Exercise objective:
Without the pictures, set down every line of the data exactly.

>> START Excerpted records

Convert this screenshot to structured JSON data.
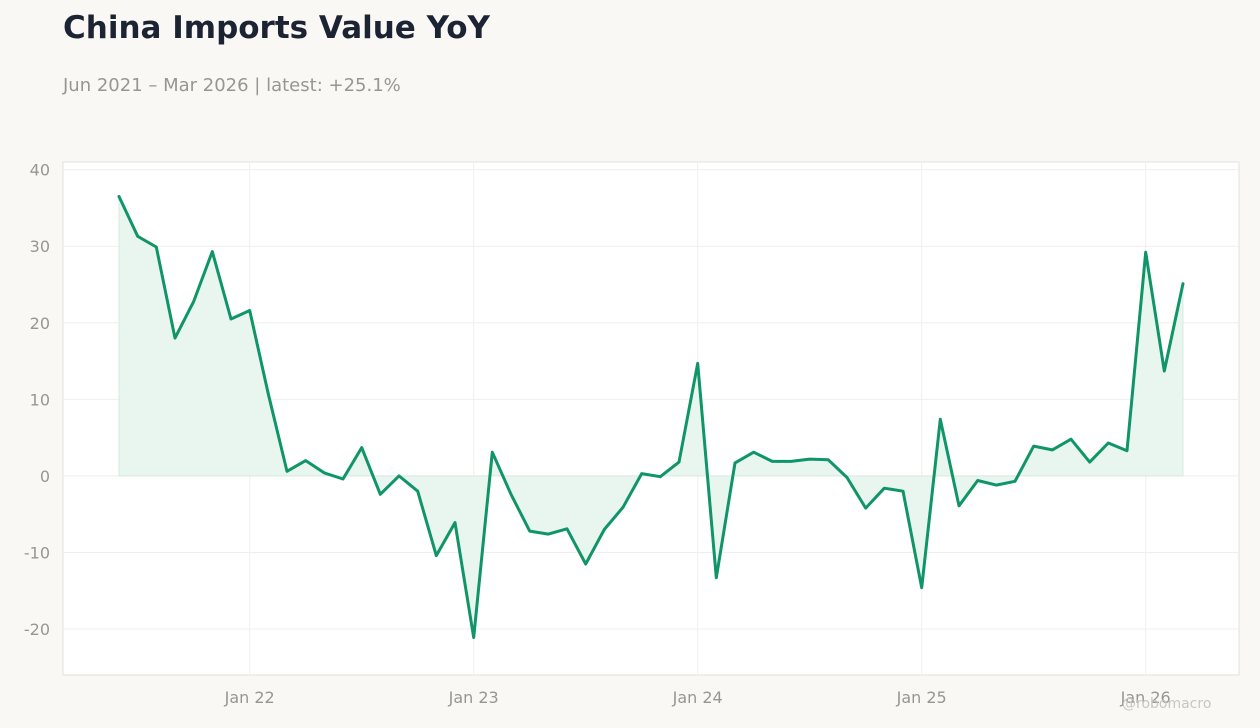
{
  "title": "China Imports Value YoY",
  "subtitle": "Jun 2021 – Mar 2026 | latest: +25.1%",
  "watermark": "@robomacro",
  "colors": {
    "line": "#0f9568",
    "fill": "#e9f5ef",
    "background": "#f9f8f5",
    "plot_background": "#ffffff",
    "grid": "#f0efec",
    "text": "#1c2333",
    "muted": "#999690"
  },
  "chart_data": {
    "type": "area",
    "title": "China Imports Value YoY",
    "subtitle": "Jun 2021 – Mar 2026 | latest: +25.1%",
    "xlabel": "",
    "ylabel": "",
    "x_start": "2021-06",
    "x_end": "2026-03",
    "xlim": [
      "2021-03",
      "2026-06"
    ],
    "ylim": [
      -26,
      41
    ],
    "grid": true,
    "legend": "none",
    "x_ticks": [
      {
        "date": "2022-01",
        "label": "Jan 22"
      },
      {
        "date": "2023-01",
        "label": "Jan 23"
      },
      {
        "date": "2024-01",
        "label": "Jan 24"
      },
      {
        "date": "2025-01",
        "label": "Jan 25"
      },
      {
        "date": "2026-01",
        "label": "Jan 26"
      }
    ],
    "y_ticks": [
      {
        "value": 40,
        "label": "40"
      },
      {
        "value": 30,
        "label": "30"
      },
      {
        "value": 20,
        "label": "20"
      },
      {
        "value": 10,
        "label": "10"
      },
      {
        "value": 0,
        "label": "0"
      },
      {
        "value": -10,
        "label": "-10"
      },
      {
        "value": -20,
        "label": "-20"
      }
    ],
    "series": [
      {
        "values": [
          36.5,
          31.3,
          29.9,
          18.0,
          22.8,
          29.3,
          20.5,
          21.6,
          10.7,
          0.6,
          2.0,
          0.4,
          -0.4,
          3.7,
          -2.4,
          0.0,
          -2.0,
          -10.4,
          -6.1,
          -21.1,
          3.1,
          -2.4,
          -7.2,
          -7.6,
          -6.9,
          -11.5,
          -7.0,
          -4.1,
          0.3,
          -0.1,
          1.8,
          14.7,
          -13.3,
          1.7,
          3.1,
          1.9,
          1.9,
          2.2,
          2.1,
          -0.2,
          -4.2,
          -1.6,
          -2.0,
          -14.6,
          7.4,
          -3.9,
          -0.6,
          -1.2,
          -0.7,
          3.9,
          3.4,
          4.8,
          1.8,
          4.3,
          3.3,
          29.2,
          13.7,
          25.1
        ]
      }
    ]
  }
}
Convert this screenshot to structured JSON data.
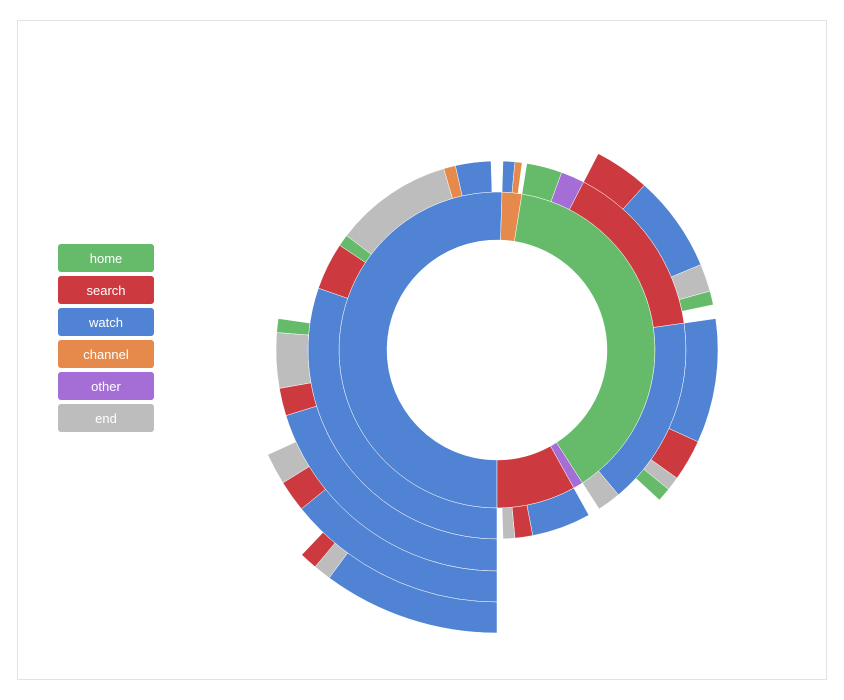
{
  "chart_data": {
    "type": "sunburst",
    "title": "",
    "legend": [
      {
        "name": "home",
        "color": "#66bb6a"
      },
      {
        "name": "search",
        "color": "#cc3a3f"
      },
      {
        "name": "watch",
        "color": "#5083d3"
      },
      {
        "name": "channel",
        "color": "#e58a4b"
      },
      {
        "name": "other",
        "color": "#a46ed6"
      },
      {
        "name": "end",
        "color": "#bdbdbd"
      }
    ],
    "legend_position": "left",
    "hierarchy": [
      {
        "name": "watch",
        "value": 50,
        "children": [
          {
            "name": "watch",
            "value": 30,
            "children": [
              {
                "name": "watch",
                "value": 20,
                "children": [
                  {
                    "name": "watch",
                    "value": 14,
                    "children": [
                      {
                        "name": "watch",
                        "value": 10
                      },
                      {
                        "name": "end",
                        "value": 1
                      },
                      {
                        "name": "search",
                        "value": 1
                      }
                    ]
                  },
                  {
                    "name": "search",
                    "value": 2
                  },
                  {
                    "name": "end",
                    "value": 2
                  }
                ]
              },
              {
                "name": "search",
                "value": 2
              },
              {
                "name": "end",
                "value": 4
              },
              {
                "name": "home",
                "value": 1
              }
            ]
          },
          {
            "name": "search",
            "value": 4
          },
          {
            "name": "home",
            "value": 1
          },
          {
            "name": "end",
            "value": 10
          },
          {
            "name": "channel",
            "value": 1
          },
          {
            "name": "watch",
            "value": 3
          }
        ]
      },
      {
        "name": "channel",
        "value": 2,
        "children": [
          {
            "name": "watch",
            "value": 1
          },
          {
            "name": "channel",
            "value": 0.6
          }
        ]
      },
      {
        "name": "home",
        "value": 38,
        "children": [
          {
            "name": "home",
            "value": 3
          },
          {
            "name": "other",
            "value": 2
          },
          {
            "name": "search",
            "value": 15,
            "children": [
              {
                "name": "search",
                "value": 4
              },
              {
                "name": "watch",
                "value": 7
              },
              {
                "name": "end",
                "value": 2
              },
              {
                "name": "home",
                "value": 1
              }
            ]
          },
          {
            "name": "watch",
            "value": 16,
            "children": [
              {
                "name": "watch",
                "value": 9
              },
              {
                "name": "search",
                "value": 3
              },
              {
                "name": "end",
                "value": 1
              },
              {
                "name": "home",
                "value": 1
              }
            ]
          },
          {
            "name": "end",
            "value": 2
          }
        ]
      },
      {
        "name": "other",
        "value": 1
      },
      {
        "name": "search",
        "value": 8,
        "children": [
          {
            "name": "watch",
            "value": 5
          },
          {
            "name": "search",
            "value": 1.5
          },
          {
            "name": "end",
            "value": 1
          }
        ]
      }
    ]
  }
}
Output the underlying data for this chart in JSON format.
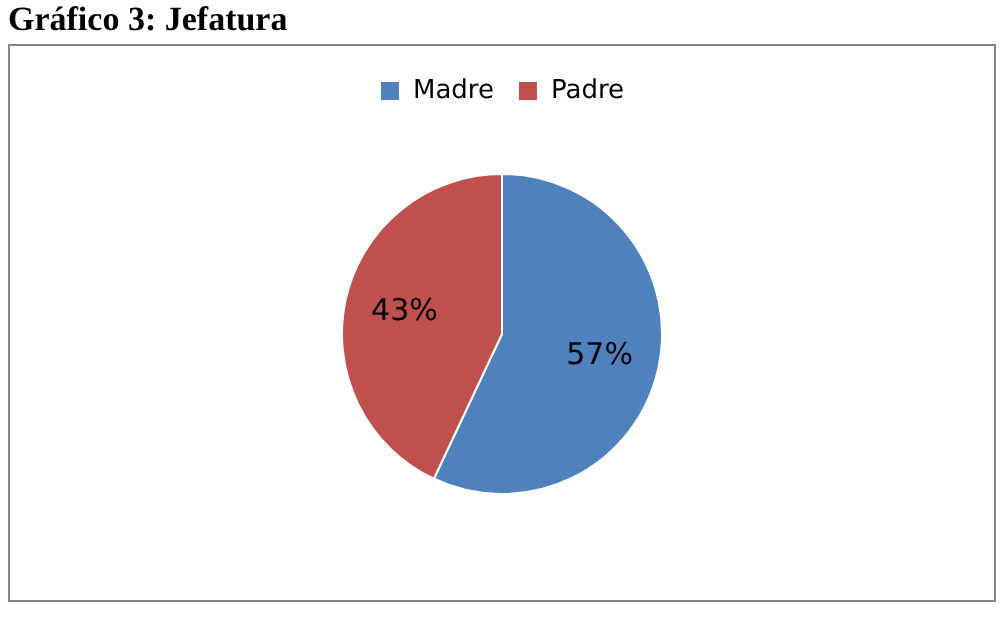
{
  "chart_data": {
    "type": "pie",
    "title": "Gráfico 3: Jefatura",
    "categories": [
      "Madre",
      "Padre"
    ],
    "values": [
      57,
      43
    ],
    "colors": [
      "#4f81bd",
      "#c0504d"
    ],
    "value_labels": [
      "57%",
      "43%"
    ],
    "legend": "top"
  }
}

>> END Excerpted records

Result:
Convert this screenshot to structured JSON data.
{
  "title": "China Imports Value YoY",
  "subtitle": "Jun 2021 – Mar 2026 | latest: +25.1%",
  "watermark": "@robomacro",
  "colors": {
    "line": "#0f9568",
    "fill": "#e9f5ef",
    "background": "#f9f8f5",
    "plot_background": "#ffffff",
    "grid": "#f0efec",
    "text": "#1c2333",
    "muted": "#999690"
  },
  "chart_data": {
    "type": "area",
    "title": "China Imports Value YoY",
    "subtitle": "Jun 2021 – Mar 2026 | latest: +25.1%",
    "xlabel": "",
    "ylabel": "",
    "x_start": "2021-06",
    "x_end": "2026-03",
    "xlim": [
      "2021-03",
      "2026-06"
    ],
    "ylim": [
      -26,
      41
    ],
    "grid": true,
    "legend": "none",
    "x_ticks": [
      {
        "date": "2022-01",
        "label": "Jan 22"
      },
      {
        "date": "2023-01",
        "label": "Jan 23"
      },
      {
        "date": "2024-01",
        "label": "Jan 24"
      },
      {
        "date": "2025-01",
        "label": "Jan 25"
      },
      {
        "date": "2026-01",
        "label": "Jan 26"
      }
    ],
    "y_ticks": [
      {
        "value": 40,
        "label": "40"
      },
      {
        "value": 30,
        "label": "30"
      },
      {
        "value": 20,
        "label": "20"
      },
      {
        "value": 10,
        "label": "10"
      },
      {
        "value": 0,
        "label": "0"
      },
      {
        "value": -10,
        "label": "-10"
      },
      {
        "value": -20,
        "label": "-20"
      }
    ],
    "series": [
      {
        "values": [
          36.5,
          31.3,
          29.9,
          18.0,
          22.8,
          29.3,
          20.5,
          21.6,
          10.7,
          0.6,
          2.0,
          0.4,
          -0.4,
          3.7,
          -2.4,
          0.0,
          -2.0,
          -10.4,
          -6.1,
          -21.1,
          3.1,
          -2.4,
          -7.2,
          -7.6,
          -6.9,
          -11.5,
          -7.0,
          -4.1,
          0.3,
          -0.1,
          1.8,
          14.7,
          -13.3,
          1.7,
          3.1,
          1.9,
          1.9,
          2.2,
          2.1,
          -0.2,
          -4.2,
          -1.6,
          -2.0,
          -14.6,
          7.4,
          -3.9,
          -0.6,
          -1.2,
          -0.7,
          3.9,
          3.4,
          4.8,
          1.8,
          4.3,
          3.3,
          29.2,
          13.7,
          25.1
        ]
      }
    ]
  }
}
Convert this screenshot to structured JSON data.
{
  "chart_data": {
    "type": "sunburst",
    "title": "",
    "legend": [
      {
        "name": "home",
        "color": "#66bb6a"
      },
      {
        "name": "search",
        "color": "#cc3a3f"
      },
      {
        "name": "watch",
        "color": "#5083d3"
      },
      {
        "name": "channel",
        "color": "#e58a4b"
      },
      {
        "name": "other",
        "color": "#a46ed6"
      },
      {
        "name": "end",
        "color": "#bdbdbd"
      }
    ],
    "legend_position": "left",
    "hierarchy": [
      {
        "name": "watch",
        "value": 50,
        "children": [
          {
            "name": "watch",
            "value": 30,
            "children": [
              {
                "name": "watch",
                "value": 20,
                "children": [
                  {
                    "name": "watch",
                    "value": 14,
                    "children": [
                      {
                        "name": "watch",
                        "value": 10
                      },
                      {
                        "name": "end",
                        "value": 1
                      },
                      {
                        "name": "search",
                        "value": 1
                      }
                    ]
                  },
                  {
                    "name": "search",
                    "value": 2
                  },
                  {
                    "name": "end",
                    "value": 2
                  }
                ]
              },
              {
                "name": "search",
                "value": 2
              },
              {
                "name": "end",
                "value": 4
              },
              {
                "name": "home",
                "value": 1
              }
            ]
          },
          {
            "name": "search",
            "value": 4
          },
          {
            "name": "home",
            "value": 1
          },
          {
            "name": "end",
            "value": 10
          },
          {
            "name": "channel",
            "value": 1
          },
          {
            "name": "watch",
            "value": 3
          }
        ]
      },
      {
        "name": "channel",
        "value": 2,
        "children": [
          {
            "name": "watch",
            "value": 1
          },
          {
            "name": "channel",
            "value": 0.6
          }
        ]
      },
      {
        "name": "home",
        "value": 38,
        "children": [
          {
            "name": "home",
            "value": 3
          },
          {
            "name": "other",
            "value": 2
          },
          {
            "name": "search",
            "value": 15,
            "children": [
              {
                "name": "search",
                "value": 4
              },
              {
                "name": "watch",
                "value": 7
              },
              {
                "name": "end",
                "value": 2
              },
              {
                "name": "home",
                "value": 1
              }
            ]
          },
          {
            "name": "watch",
            "value": 16,
            "children": [
              {
                "name": "watch",
                "value": 9
              },
              {
                "name": "search",
                "value": 3
              },
              {
                "name": "end",
                "value": 1
              },
              {
                "name": "home",
                "value": 1
              }
            ]
          },
          {
            "name": "end",
            "value": 2
          }
        ]
      },
      {
        "name": "other",
        "value": 1
      },
      {
        "name": "search",
        "value": 8,
        "children": [
          {
            "name": "watch",
            "value": 5
          },
          {
            "name": "search",
            "value": 1.5
          },
          {
            "name": "end",
            "value": 1
          }
        ]
      }
    ]
  }
}
Output the underlying data for this chart in JSON format.
{
  "chart_data": {
    "type": "pie",
    "title": "Gráfico 3: Jefatura",
    "categories": [
      "Madre",
      "Padre"
    ],
    "values": [
      57,
      43
    ],
    "colors": [
      "#4f81bd",
      "#c0504d"
    ],
    "value_labels": [
      "57%",
      "43%"
    ],
    "legend": "top"
  }
}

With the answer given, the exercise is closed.